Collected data
+---+
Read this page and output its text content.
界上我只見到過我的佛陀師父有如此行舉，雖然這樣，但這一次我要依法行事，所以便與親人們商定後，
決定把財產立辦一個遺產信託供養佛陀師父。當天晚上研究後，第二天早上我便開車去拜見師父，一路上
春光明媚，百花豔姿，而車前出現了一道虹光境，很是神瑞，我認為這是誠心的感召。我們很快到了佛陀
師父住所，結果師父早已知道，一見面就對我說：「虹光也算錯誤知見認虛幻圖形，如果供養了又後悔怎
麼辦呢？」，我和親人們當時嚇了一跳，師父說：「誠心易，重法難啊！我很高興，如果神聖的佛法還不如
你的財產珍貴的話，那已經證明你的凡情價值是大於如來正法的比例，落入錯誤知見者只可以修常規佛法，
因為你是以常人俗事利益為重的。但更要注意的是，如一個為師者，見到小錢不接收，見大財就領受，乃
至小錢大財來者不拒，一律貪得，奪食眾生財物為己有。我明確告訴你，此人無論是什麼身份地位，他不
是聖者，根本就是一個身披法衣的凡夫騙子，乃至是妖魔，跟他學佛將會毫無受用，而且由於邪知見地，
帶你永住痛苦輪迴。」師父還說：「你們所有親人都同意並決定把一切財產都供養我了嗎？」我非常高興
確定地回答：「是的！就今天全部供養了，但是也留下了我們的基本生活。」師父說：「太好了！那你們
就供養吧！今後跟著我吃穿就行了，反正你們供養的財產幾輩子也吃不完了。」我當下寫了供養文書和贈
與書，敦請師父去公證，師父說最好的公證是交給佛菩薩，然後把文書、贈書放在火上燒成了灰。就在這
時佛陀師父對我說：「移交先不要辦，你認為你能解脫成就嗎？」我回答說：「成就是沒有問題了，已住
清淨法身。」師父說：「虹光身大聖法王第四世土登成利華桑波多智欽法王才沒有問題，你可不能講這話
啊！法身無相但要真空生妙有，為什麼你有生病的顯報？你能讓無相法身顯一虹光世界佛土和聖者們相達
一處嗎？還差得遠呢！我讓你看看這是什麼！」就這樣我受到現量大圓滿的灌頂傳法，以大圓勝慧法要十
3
+---+
> **Task**: Return the listing above in full, character for character.

> **Task answer**:
Read this page and output its text content.
界上我只見到過我的佛陀師父有如此行舉，雖然這樣，但這一次我要依法行事，所以便與親人們商定後，
決定把財產立辦一個遺產信託供養佛陀師父。當天晚上研究後，第二天早上我便開車去拜見師父，一路上
春光明媚，百花豔姿，而車前出現了一道虹光境，很是神瑞，我認為這是誠心的感召。我們很快到了佛陀
師父住所，結果師父早已知道，一見面就對我說：「虹光也算錯誤知見認虛幻圖形，如果供養了又後悔怎
麼辦呢？」，我和親人們當時嚇了一跳，師父說：「誠心易，重法難啊！我很高興，如果神聖的佛法還不如
你的財產珍貴的話，那已經證明你的凡情價值是大於如來正法的比例，落入錯誤知見者只可以修常規佛法，
因為你是以常人俗事利益為重的。但更要注意的是，如一個為師者，見到小錢不接收，見大財就領受，乃
至小錢大財來者不拒，一律貪得，奪食眾生財物為己有。我明確告訴你，此人無論是什麼身份地位，他不
是聖者，根本就是一個身披法衣的凡夫騙子，乃至是妖魔，跟他學佛將會毫無受用，而且由於邪知見地，
帶你永住痛苦輪迴。」師父還說：「你們所有親人都同意並決定把一切財產都供養我了嗎？」我非常高興
確定地回答：「是的！就今天全部供養了，但是也留下了我們的基本生活。」師父說：「太好了！那你們
就供養吧！今後跟著我吃穿就行了，反正你們供養的財產幾輩子也吃不完了。」我當下寫了供養文書和贈
與書，敦請師父去公證，師父說最好的公證是交給佛菩薩，然後把文書、贈書放在火上燒成了灰。就在這
時佛陀師父對我說：「移交先不要辦，你認為你能解脫成就嗎？」我回答說：「成就是沒有問題了，已住
清淨法身。」師父說：「虹光身大聖法王第四世土登成利華桑波多智欽法王才沒有問題，你可不能講這話
啊！法身無相但要真空生妙有，為什麼你有生病的顯報？你能讓無相法身顯一虹光世界佛土和聖者們相達
一處嗎？還差得遠呢！我讓你看看這是什麼！」就這樣我受到現量大圓滿的灌頂傳法，以大圓勝慧法要十
3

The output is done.